[Collected data entries]

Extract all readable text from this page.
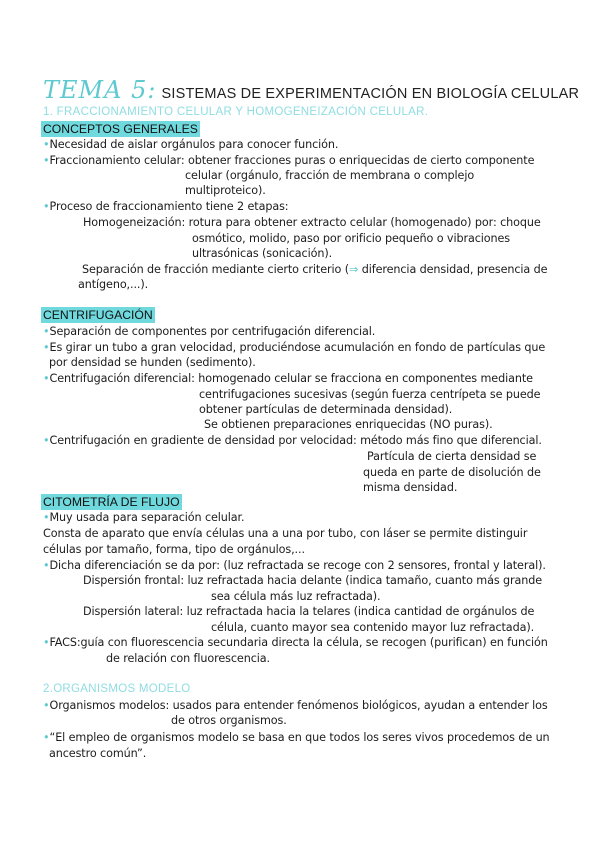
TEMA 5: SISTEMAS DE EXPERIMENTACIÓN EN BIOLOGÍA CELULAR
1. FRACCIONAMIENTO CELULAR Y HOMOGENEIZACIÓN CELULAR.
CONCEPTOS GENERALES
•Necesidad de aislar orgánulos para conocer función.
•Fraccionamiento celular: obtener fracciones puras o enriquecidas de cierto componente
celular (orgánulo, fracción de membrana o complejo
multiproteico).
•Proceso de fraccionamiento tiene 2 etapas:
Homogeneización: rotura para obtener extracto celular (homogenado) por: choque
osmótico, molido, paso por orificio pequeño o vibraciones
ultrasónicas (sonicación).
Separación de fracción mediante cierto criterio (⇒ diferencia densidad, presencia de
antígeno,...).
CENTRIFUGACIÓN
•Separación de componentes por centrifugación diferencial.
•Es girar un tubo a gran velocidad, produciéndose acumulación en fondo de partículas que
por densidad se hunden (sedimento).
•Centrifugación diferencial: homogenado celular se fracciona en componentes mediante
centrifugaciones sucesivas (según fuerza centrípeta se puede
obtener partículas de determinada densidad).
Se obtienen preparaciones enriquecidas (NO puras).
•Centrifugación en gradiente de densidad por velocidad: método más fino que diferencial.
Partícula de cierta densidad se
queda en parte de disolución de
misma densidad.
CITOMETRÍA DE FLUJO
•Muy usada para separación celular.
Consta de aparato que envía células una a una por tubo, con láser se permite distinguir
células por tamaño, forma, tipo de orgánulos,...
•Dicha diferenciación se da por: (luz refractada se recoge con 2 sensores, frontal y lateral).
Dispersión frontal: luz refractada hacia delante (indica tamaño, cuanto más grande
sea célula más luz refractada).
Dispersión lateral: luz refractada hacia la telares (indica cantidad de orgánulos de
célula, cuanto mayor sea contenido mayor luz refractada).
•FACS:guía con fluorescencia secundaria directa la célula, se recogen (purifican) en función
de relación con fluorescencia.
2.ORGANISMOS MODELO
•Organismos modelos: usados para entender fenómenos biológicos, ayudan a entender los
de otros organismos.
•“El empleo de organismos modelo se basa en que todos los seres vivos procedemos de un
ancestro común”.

§ **OBJECTIVE**:
Work out how many lines of the listing above include "densidad". Answer with the number and nothing more.

§ **SOLUTION FOR THIS TASK**:
6